GIVEN TASK :: Copy all lines below exactly as written. Leave pictures out.

Stored data entries

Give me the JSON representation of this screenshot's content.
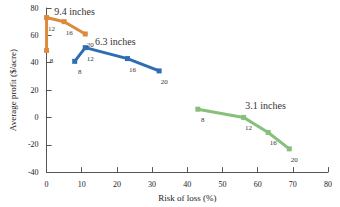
{
  "chart_data": {
    "type": "line",
    "x_label": "Risk of loss (%)",
    "y_label": "Average profit ($/acre)",
    "xlim": [
      0,
      80
    ],
    "xticks": [
      0,
      10,
      20,
      30,
      40,
      50,
      60,
      70,
      80
    ],
    "ylim": [
      -40,
      80
    ],
    "yticks": [
      -40,
      -20,
      0,
      20,
      40,
      60,
      80
    ],
    "grid": false,
    "marker": "square",
    "line_style": "solid",
    "series": [
      {
        "name": "9.4 inches",
        "color": "#dd8a3a",
        "x": [
          0,
          0,
          5,
          11
        ],
        "values": [
          49,
          73,
          70,
          61
        ],
        "point_labels": [
          8,
          12,
          16,
          20
        ]
      },
      {
        "name": "6.3 inches",
        "color": "#2e6db4",
        "x": [
          8,
          11,
          23,
          32
        ],
        "values": [
          41,
          51,
          43,
          34
        ],
        "point_labels": [
          8,
          12,
          16,
          20
        ]
      },
      {
        "name": "3.1 inches",
        "color": "#86c07a",
        "x": [
          43,
          56,
          63,
          69
        ],
        "values": [
          6,
          0,
          -11,
          -23
        ],
        "point_labels": [
          8,
          12,
          16,
          20
        ]
      }
    ]
  }
}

ANSWER TO THIS PROBLEM ::
Give me the JSON representation of this screenshot's content.
{
  "chart_data": {
    "type": "line",
    "x_label": "Risk of loss (%)",
    "y_label": "Average profit ($/acre)",
    "xlim": [
      0,
      80
    ],
    "xticks": [
      0,
      10,
      20,
      30,
      40,
      50,
      60,
      70,
      80
    ],
    "ylim": [
      -40,
      80
    ],
    "yticks": [
      -40,
      -20,
      0,
      20,
      40,
      60,
      80
    ],
    "grid": false,
    "marker": "square",
    "line_style": "solid",
    "series": [
      {
        "name": "9.4 inches",
        "color": "#dd8a3a",
        "x": [
          0,
          0,
          5,
          11
        ],
        "values": [
          49,
          73,
          70,
          61
        ],
        "point_labels": [
          8,
          12,
          16,
          20
        ]
      },
      {
        "name": "6.3 inches",
        "color": "#2e6db4",
        "x": [
          8,
          11,
          23,
          32
        ],
        "values": [
          41,
          51,
          43,
          34
        ],
        "point_labels": [
          8,
          12,
          16,
          20
        ]
      },
      {
        "name": "3.1 inches",
        "color": "#86c07a",
        "x": [
          43,
          56,
          63,
          69
        ],
        "values": [
          6,
          0,
          -11,
          -23
        ],
        "point_labels": [
          8,
          12,
          16,
          20
        ]
      }
    ]
  }
}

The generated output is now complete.